Images should be left out, and everything else in the listing reproduced exactly.

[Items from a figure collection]
--

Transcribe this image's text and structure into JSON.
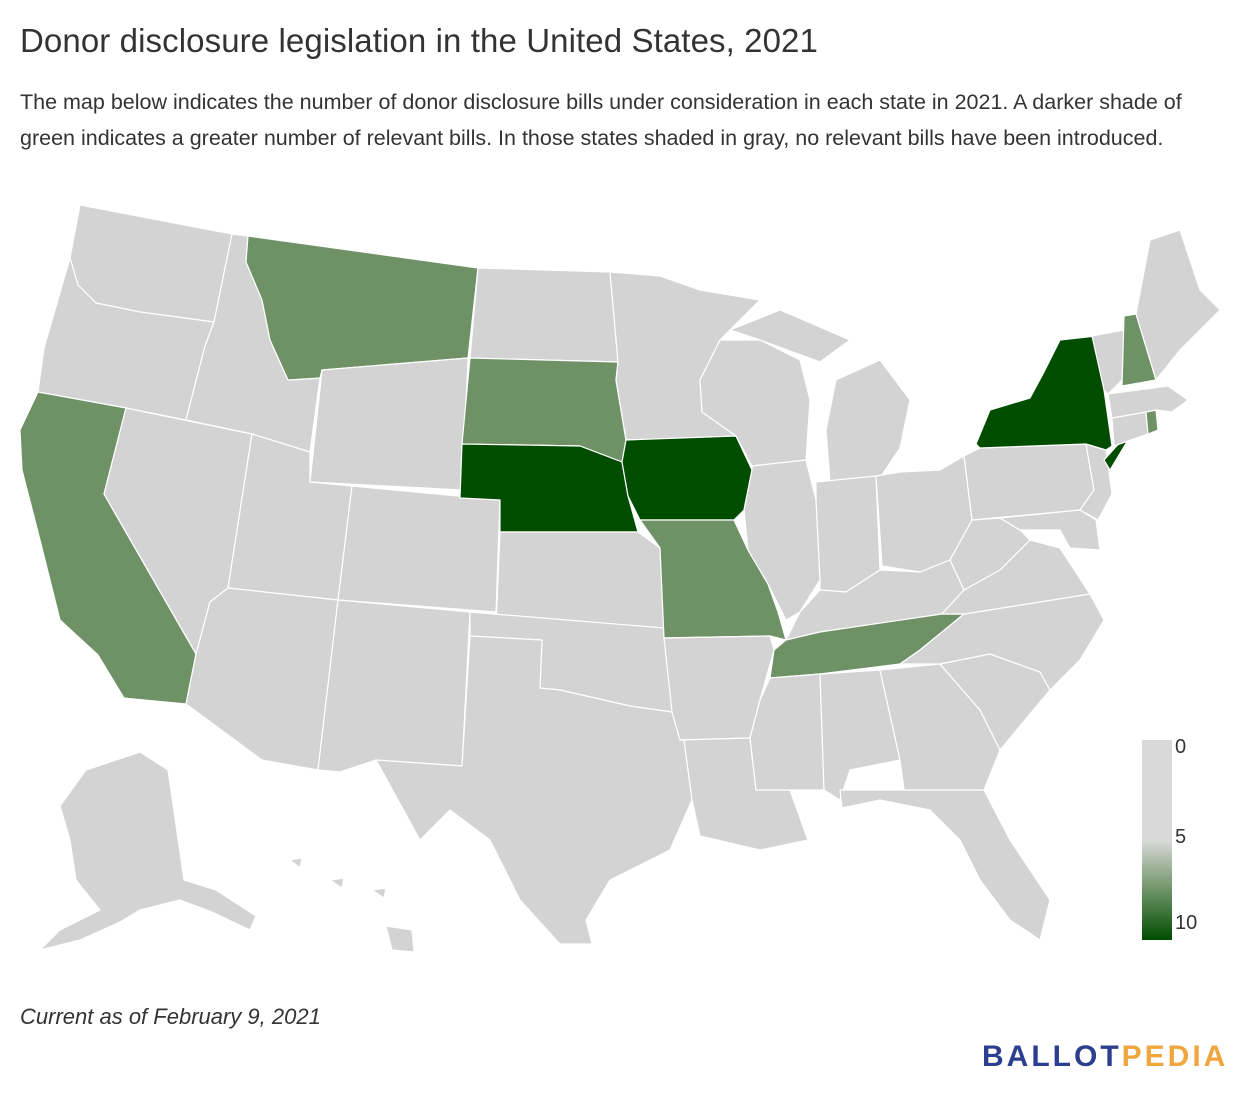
{
  "title": "Donor disclosure legislation in the United States, 2021",
  "subtitle": "The map below indicates the number of donor disclosure bills under consideration in each state in 2021. A darker shade of green indicates a greater number of relevant bills. In those states shaded in gray, no relevant bills have been introduced.",
  "footnote": "Current as of February 9, 2021",
  "logo": {
    "part1": "BALLOT",
    "part2": "PEDIA"
  },
  "colors": {
    "none": "#d3d3d3",
    "medium": "#6f9166",
    "high": "#004d00",
    "border": "#ffffff",
    "logo_blue": "#2b3e8f",
    "logo_orange": "#f0a63e"
  },
  "legend": {
    "labels": [
      "0",
      "5",
      "10"
    ],
    "min": 0,
    "max": 10
  },
  "states_high": [
    "New York",
    "Nebraska",
    "Iowa"
  ],
  "states_medium": [
    "Montana",
    "California",
    "South Dakota",
    "Missouri",
    "Tennessee",
    "New Hampshire",
    "Rhode Island"
  ]
}
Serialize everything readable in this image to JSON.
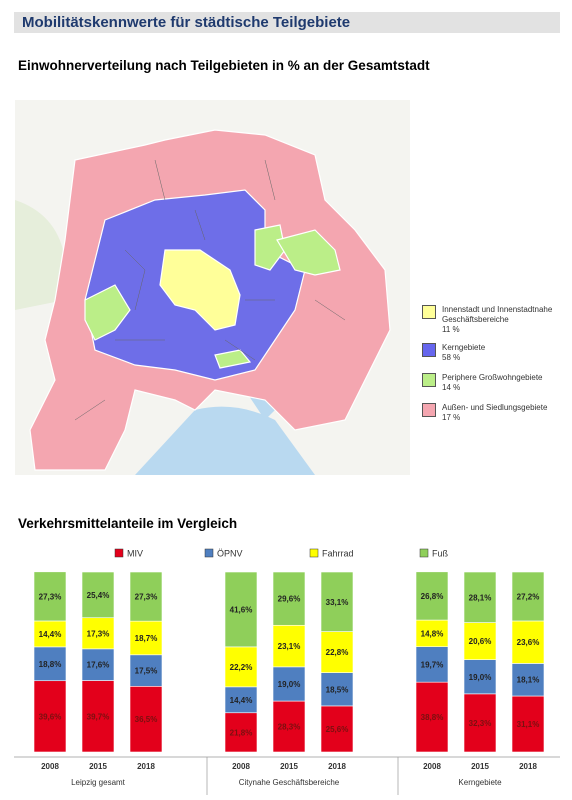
{
  "header": {
    "title": "Mobilitätskennwerte für städtische Teilgebiete"
  },
  "map": {
    "title": "Einwohnerverteilung nach Teilgebieten in % an der Gesamtstadt",
    "legend": [
      {
        "label": "Innenstadt und Innenstadtnahe Geschäftsbereiche",
        "value": "11 %",
        "color": "#ffff99"
      },
      {
        "label": "Kerngebiete",
        "value": "58 %",
        "color": "#6666ee"
      },
      {
        "label": "Periphere Großwohngebiete",
        "value": "14 %",
        "color": "#bbee88"
      },
      {
        "label": "Außen- und Siedlungsgebiete",
        "value": "17 %",
        "color": "#f4a6b0"
      }
    ]
  },
  "chart_data": {
    "type": "stacked-bar",
    "title": "Verkehrsmittelanteile im Vergleich",
    "categories": [
      "2008",
      "2015",
      "2018",
      "2008",
      "2015",
      "2018",
      "2008",
      "2015",
      "2018"
    ],
    "groups": [
      "Leipzig gesamt",
      "Citynahe Geschäftsbereiche",
      "Kerngebiete"
    ],
    "ylim": [
      0,
      100
    ],
    "series": [
      {
        "name": "MIV",
        "color": "#e3001b",
        "values": [
          39.6,
          39.7,
          36.5,
          21.8,
          28.3,
          25.6,
          38.8,
          32.3,
          31.1
        ],
        "value_labels": [
          "39,6%",
          "39,7%",
          "36,5%",
          "21,8%",
          "28,3%",
          "25,6%",
          "38,8%",
          "32,3%",
          "31,1%"
        ]
      },
      {
        "name": "ÖPNV",
        "color": "#4f7fc0",
        "values": [
          18.8,
          17.6,
          17.5,
          14.4,
          19.0,
          18.5,
          19.7,
          19.0,
          18.1
        ],
        "value_labels": [
          "18,8%",
          "17,6%",
          "17,5%",
          "14,4%",
          "19,0%",
          "18,5%",
          "19,7%",
          "19,0%",
          "18,1%"
        ]
      },
      {
        "name": "Fahrrad",
        "color": "#ffff00",
        "values": [
          14.4,
          17.3,
          18.7,
          22.2,
          23.1,
          22.8,
          14.8,
          20.6,
          23.6
        ],
        "value_labels": [
          "14,4%",
          "17,3%",
          "18,7%",
          "22,2%",
          "23,1%",
          "22,8%",
          "14,8%",
          "20,6%",
          "23,6%"
        ]
      },
      {
        "name": "Fuß",
        "color": "#8fcf5a",
        "values": [
          27.3,
          25.4,
          27.3,
          41.6,
          29.6,
          33.1,
          26.8,
          28.1,
          27.2
        ],
        "value_labels": [
          "27,3%",
          "25,4%",
          "27,3%",
          "41,6%",
          "29,6%",
          "33,1%",
          "26,8%",
          "28,1%",
          "27,2%"
        ]
      }
    ]
  }
}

--

-- CORRECT OUTPUT --
Transcribe this image's text and structure into JSON.
{
  "title": "Donor disclosure legislation in the United States, 2021",
  "subtitle": "The map below indicates the number of donor disclosure bills under consideration in each state in 2021. A darker shade of green indicates a greater number of relevant bills. In those states shaded in gray, no relevant bills have been introduced.",
  "footnote": "Current as of February 9, 2021",
  "logo": {
    "part1": "BALLOT",
    "part2": "PEDIA"
  },
  "colors": {
    "none": "#d3d3d3",
    "medium": "#6f9166",
    "high": "#004d00",
    "border": "#ffffff",
    "logo_blue": "#2b3e8f",
    "logo_orange": "#f0a63e"
  },
  "legend": {
    "labels": [
      "0",
      "5",
      "10"
    ],
    "min": 0,
    "max": 10
  },
  "states_high": [
    "New York",
    "Nebraska",
    "Iowa"
  ],
  "states_medium": [
    "Montana",
    "California",
    "South Dakota",
    "Missouri",
    "Tennessee",
    "New Hampshire",
    "Rhode Island"
  ]
}
Serialize everything readable in this image to JSON.
{
  "header": {
    "title": "Mobilitätskennwerte für städtische Teilgebiete"
  },
  "map": {
    "title": "Einwohnerverteilung nach Teilgebieten in % an der Gesamtstadt",
    "legend": [
      {
        "label": "Innenstadt und Innenstadtnahe Geschäftsbereiche",
        "value": "11 %",
        "color": "#ffff99"
      },
      {
        "label": "Kerngebiete",
        "value": "58 %",
        "color": "#6666ee"
      },
      {
        "label": "Periphere Großwohngebiete",
        "value": "14 %",
        "color": "#bbee88"
      },
      {
        "label": "Außen- und Siedlungsgebiete",
        "value": "17 %",
        "color": "#f4a6b0"
      }
    ]
  },
  "chart_data": {
    "type": "stacked-bar",
    "title": "Verkehrsmittelanteile im Vergleich",
    "categories": [
      "2008",
      "2015",
      "2018",
      "2008",
      "2015",
      "2018",
      "2008",
      "2015",
      "2018"
    ],
    "groups": [
      "Leipzig gesamt",
      "Citynahe Geschäftsbereiche",
      "Kerngebiete"
    ],
    "ylim": [
      0,
      100
    ],
    "series": [
      {
        "name": "MIV",
        "color": "#e3001b",
        "values": [
          39.6,
          39.7,
          36.5,
          21.8,
          28.3,
          25.6,
          38.8,
          32.3,
          31.1
        ],
        "value_labels": [
          "39,6%",
          "39,7%",
          "36,5%",
          "21,8%",
          "28,3%",
          "25,6%",
          "38,8%",
          "32,3%",
          "31,1%"
        ]
      },
      {
        "name": "ÖPNV",
        "color": "#4f7fc0",
        "values": [
          18.8,
          17.6,
          17.5,
          14.4,
          19.0,
          18.5,
          19.7,
          19.0,
          18.1
        ],
        "value_labels": [
          "18,8%",
          "17,6%",
          "17,5%",
          "14,4%",
          "19,0%",
          "18,5%",
          "19,7%",
          "19,0%",
          "18,1%"
        ]
      },
      {
        "name": "Fahrrad",
        "color": "#ffff00",
        "values": [
          14.4,
          17.3,
          18.7,
          22.2,
          23.1,
          22.8,
          14.8,
          20.6,
          23.6
        ],
        "value_labels": [
          "14,4%",
          "17,3%",
          "18,7%",
          "22,2%",
          "23,1%",
          "22,8%",
          "14,8%",
          "20,6%",
          "23,6%"
        ]
      },
      {
        "name": "Fuß",
        "color": "#8fcf5a",
        "values": [
          27.3,
          25.4,
          27.3,
          41.6,
          29.6,
          33.1,
          26.8,
          28.1,
          27.2
        ],
        "value_labels": [
          "27,3%",
          "25,4%",
          "27,3%",
          "41,6%",
          "29,6%",
          "33,1%",
          "26,8%",
          "28,1%",
          "27,2%"
        ]
      }
    ]
  }
}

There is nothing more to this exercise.